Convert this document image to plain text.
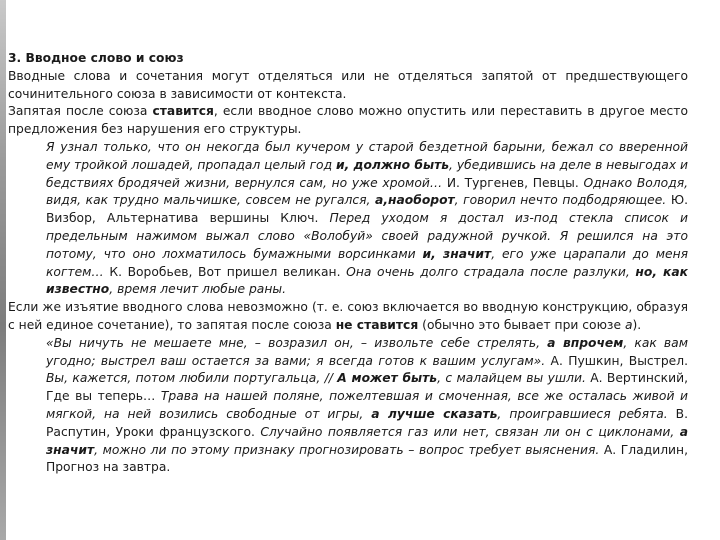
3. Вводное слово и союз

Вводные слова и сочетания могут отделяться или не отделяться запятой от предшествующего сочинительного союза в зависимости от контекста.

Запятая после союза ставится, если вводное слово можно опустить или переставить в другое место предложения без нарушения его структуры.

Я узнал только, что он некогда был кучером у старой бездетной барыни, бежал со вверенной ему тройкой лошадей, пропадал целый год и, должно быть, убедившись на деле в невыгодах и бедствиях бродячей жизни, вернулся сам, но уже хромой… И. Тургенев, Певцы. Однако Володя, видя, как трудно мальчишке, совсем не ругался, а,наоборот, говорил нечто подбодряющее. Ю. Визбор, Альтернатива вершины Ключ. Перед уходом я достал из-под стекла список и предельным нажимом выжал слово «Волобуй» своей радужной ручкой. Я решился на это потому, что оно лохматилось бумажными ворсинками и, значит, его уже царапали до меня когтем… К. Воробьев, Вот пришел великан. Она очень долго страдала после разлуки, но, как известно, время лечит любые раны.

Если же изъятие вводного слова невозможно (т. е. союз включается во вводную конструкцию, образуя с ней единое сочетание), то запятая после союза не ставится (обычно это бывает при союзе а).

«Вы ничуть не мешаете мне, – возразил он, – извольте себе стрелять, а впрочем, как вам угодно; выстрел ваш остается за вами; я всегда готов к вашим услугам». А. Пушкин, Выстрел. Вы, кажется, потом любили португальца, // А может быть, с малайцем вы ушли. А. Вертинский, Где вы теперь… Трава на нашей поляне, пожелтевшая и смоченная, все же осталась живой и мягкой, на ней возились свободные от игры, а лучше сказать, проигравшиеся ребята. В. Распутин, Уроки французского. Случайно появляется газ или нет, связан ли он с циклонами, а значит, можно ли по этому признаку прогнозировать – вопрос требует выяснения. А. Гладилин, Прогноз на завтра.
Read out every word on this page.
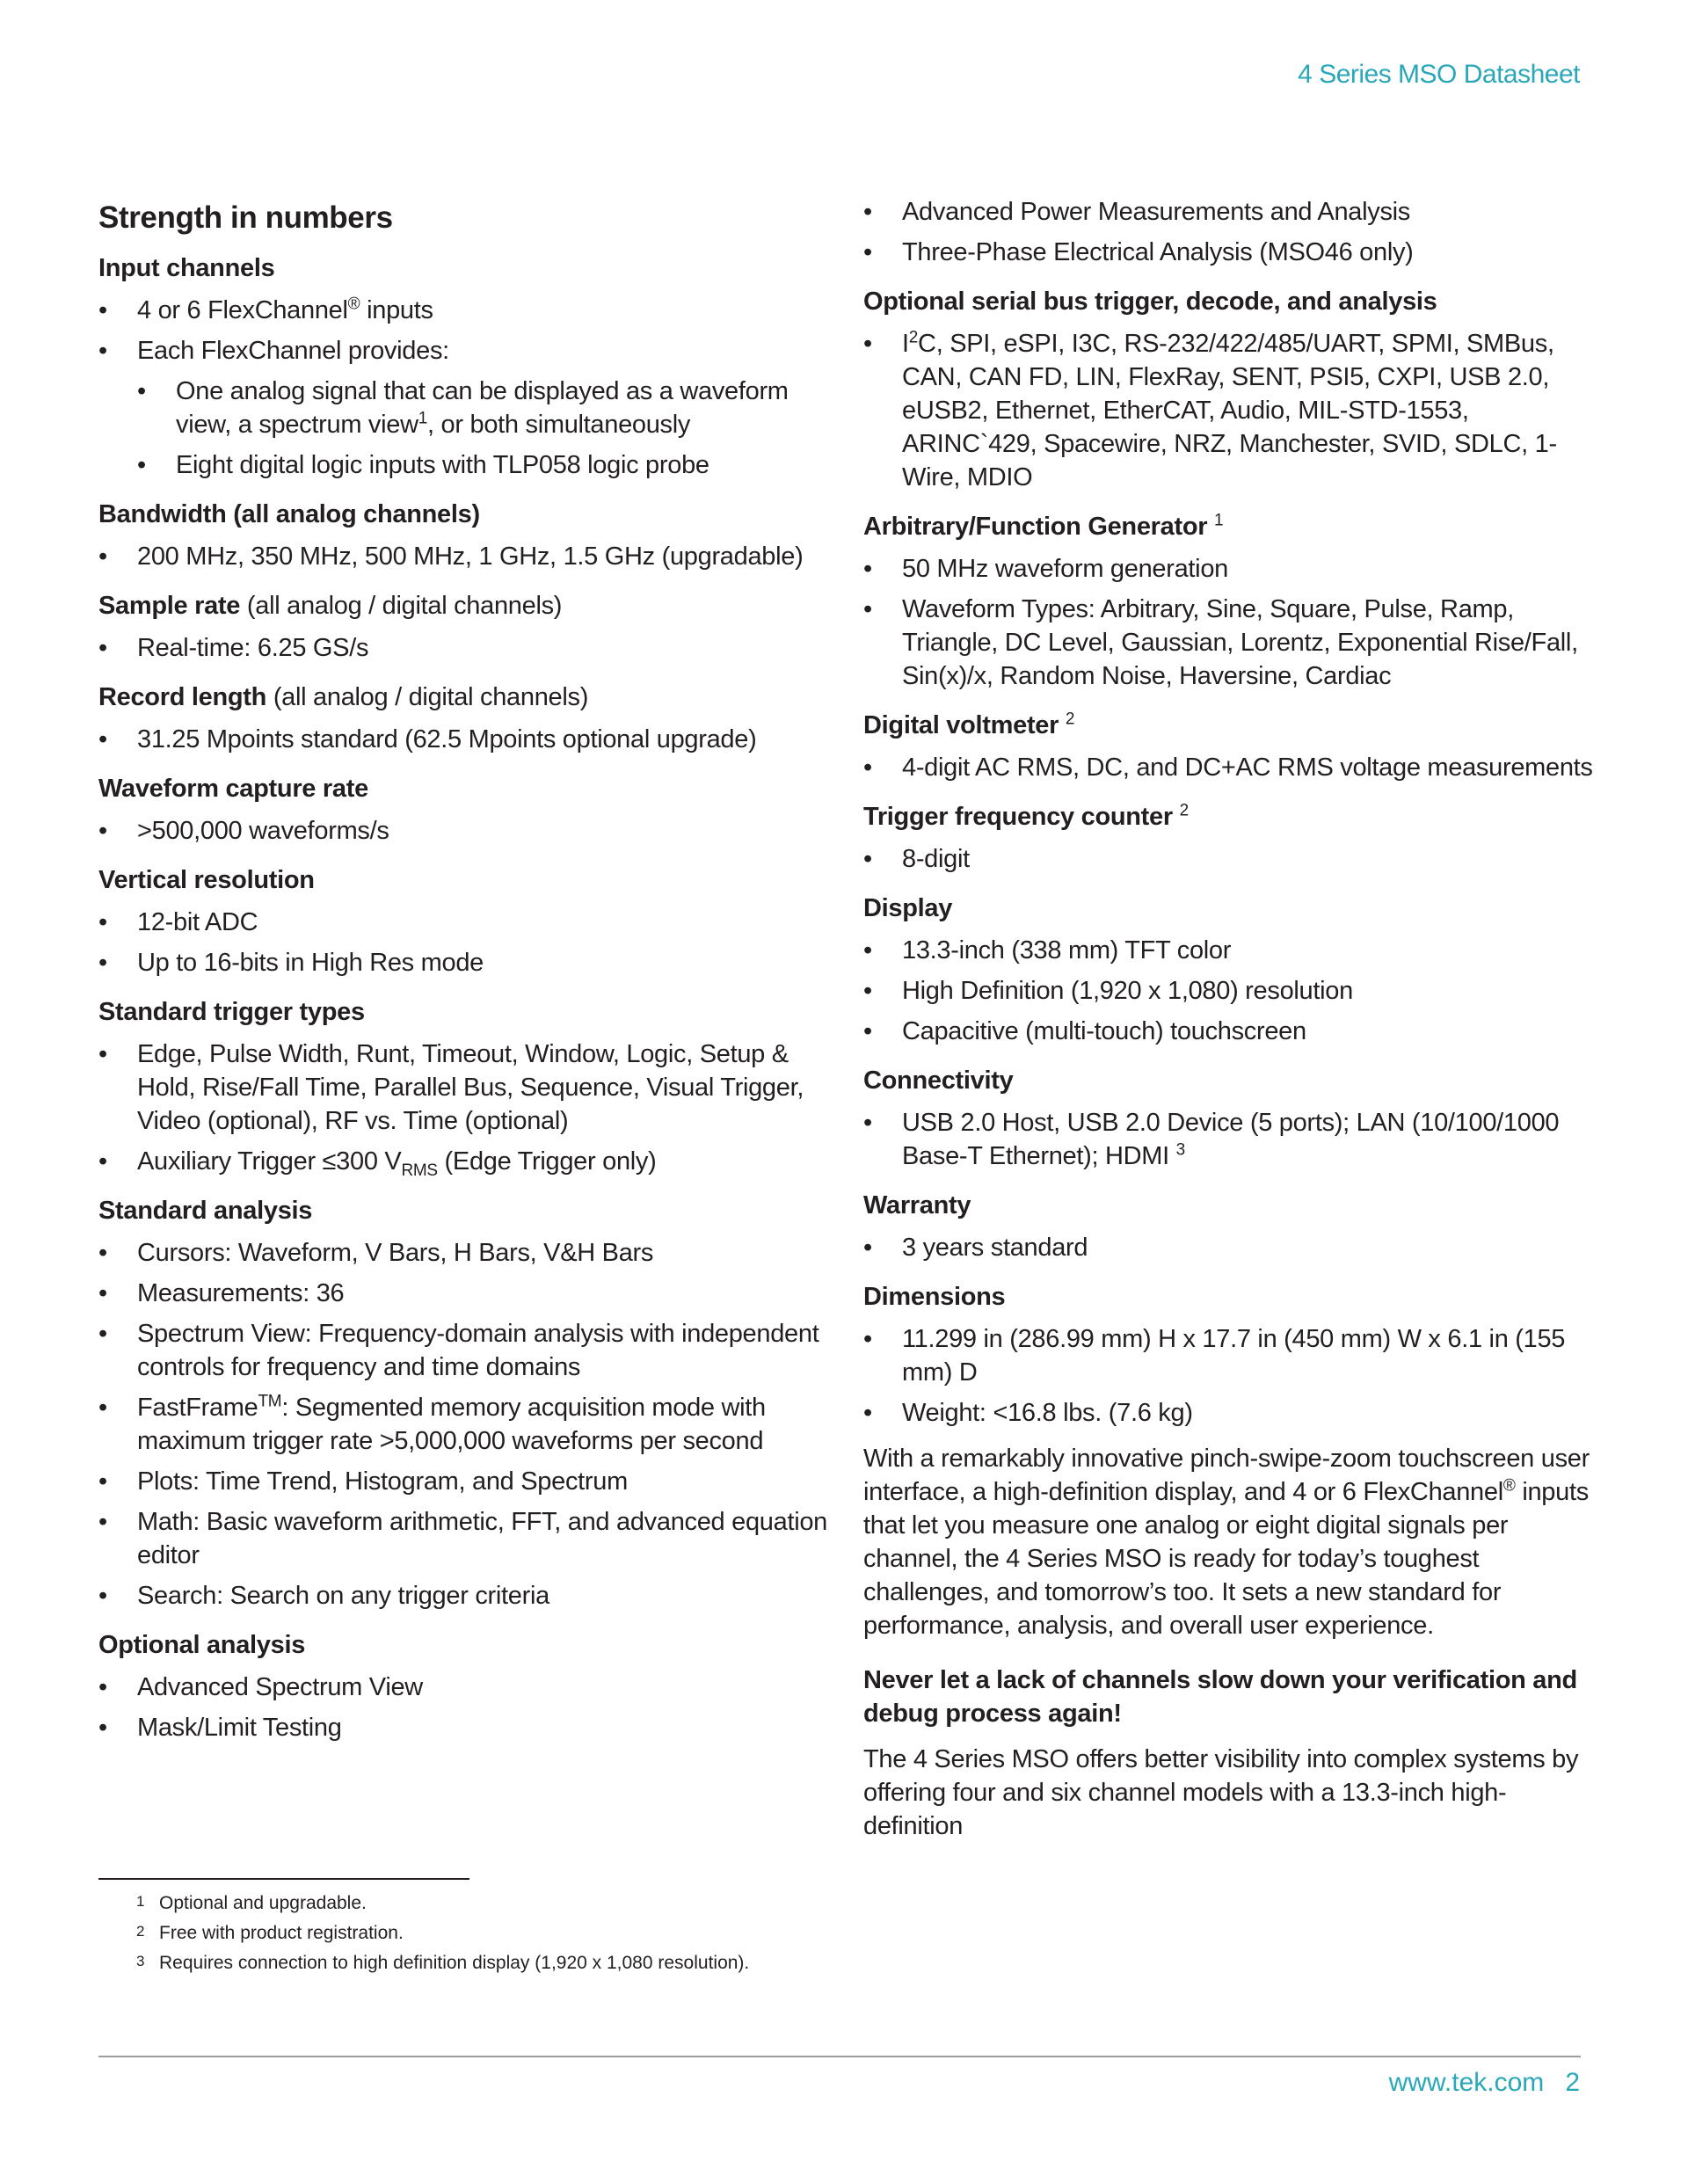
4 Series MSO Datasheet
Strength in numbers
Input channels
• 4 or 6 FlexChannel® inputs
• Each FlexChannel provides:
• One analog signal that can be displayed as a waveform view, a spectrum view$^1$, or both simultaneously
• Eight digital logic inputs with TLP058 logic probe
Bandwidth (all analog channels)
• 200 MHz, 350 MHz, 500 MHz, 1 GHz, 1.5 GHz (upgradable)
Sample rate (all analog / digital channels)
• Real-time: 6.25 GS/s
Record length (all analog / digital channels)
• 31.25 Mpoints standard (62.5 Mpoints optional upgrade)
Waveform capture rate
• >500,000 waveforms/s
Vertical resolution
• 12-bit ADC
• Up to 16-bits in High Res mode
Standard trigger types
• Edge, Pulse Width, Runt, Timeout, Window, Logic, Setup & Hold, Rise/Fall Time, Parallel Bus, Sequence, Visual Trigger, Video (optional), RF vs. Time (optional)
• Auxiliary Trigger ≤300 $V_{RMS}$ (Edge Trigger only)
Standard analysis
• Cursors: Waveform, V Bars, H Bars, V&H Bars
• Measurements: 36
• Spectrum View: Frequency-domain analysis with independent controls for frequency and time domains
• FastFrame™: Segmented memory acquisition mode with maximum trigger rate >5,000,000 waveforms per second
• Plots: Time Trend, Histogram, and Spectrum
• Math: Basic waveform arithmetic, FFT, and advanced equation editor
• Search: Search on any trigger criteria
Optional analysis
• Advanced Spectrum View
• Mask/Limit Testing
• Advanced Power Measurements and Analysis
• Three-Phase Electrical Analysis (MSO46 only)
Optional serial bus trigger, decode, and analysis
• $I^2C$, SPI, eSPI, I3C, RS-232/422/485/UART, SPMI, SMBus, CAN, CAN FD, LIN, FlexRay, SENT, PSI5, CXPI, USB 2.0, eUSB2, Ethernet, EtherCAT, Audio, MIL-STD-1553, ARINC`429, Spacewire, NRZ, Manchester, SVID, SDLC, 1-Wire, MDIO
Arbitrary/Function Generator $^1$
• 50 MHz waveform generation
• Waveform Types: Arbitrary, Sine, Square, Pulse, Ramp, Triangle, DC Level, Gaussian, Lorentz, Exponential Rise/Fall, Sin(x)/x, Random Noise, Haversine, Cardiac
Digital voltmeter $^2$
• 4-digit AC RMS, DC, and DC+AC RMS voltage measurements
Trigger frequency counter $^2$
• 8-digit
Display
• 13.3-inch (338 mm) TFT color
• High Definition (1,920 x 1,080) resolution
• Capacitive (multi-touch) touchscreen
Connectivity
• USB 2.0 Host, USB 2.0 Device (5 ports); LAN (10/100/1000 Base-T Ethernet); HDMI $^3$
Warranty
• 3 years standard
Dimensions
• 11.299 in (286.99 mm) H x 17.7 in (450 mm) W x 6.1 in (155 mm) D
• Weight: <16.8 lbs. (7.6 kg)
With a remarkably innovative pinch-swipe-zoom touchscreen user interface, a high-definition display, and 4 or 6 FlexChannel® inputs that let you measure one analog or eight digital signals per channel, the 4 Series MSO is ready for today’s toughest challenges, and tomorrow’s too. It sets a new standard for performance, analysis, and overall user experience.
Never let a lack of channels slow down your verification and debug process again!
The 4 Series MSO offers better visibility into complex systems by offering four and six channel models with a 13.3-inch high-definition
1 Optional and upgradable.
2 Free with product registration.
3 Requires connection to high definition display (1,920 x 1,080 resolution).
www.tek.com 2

+++++

• [THE TASK]
For each line above that contains the word "touchscreen", copy that line.

• [EXPECTED OUTPUT]
• Capacitive (multi-touch) touchscreen
With a remarkably innovative pinch-swipe-zoom touchscreen user interface, a high-definition display, and 4 or 6 FlexChannel® inputs that let you measure one analog or eight digital signals per channel, the 4 Series MSO is ready for today’s toughest challenges, and tomorrow’s too. It sets a new standard for performance, analysis, and overall user experience.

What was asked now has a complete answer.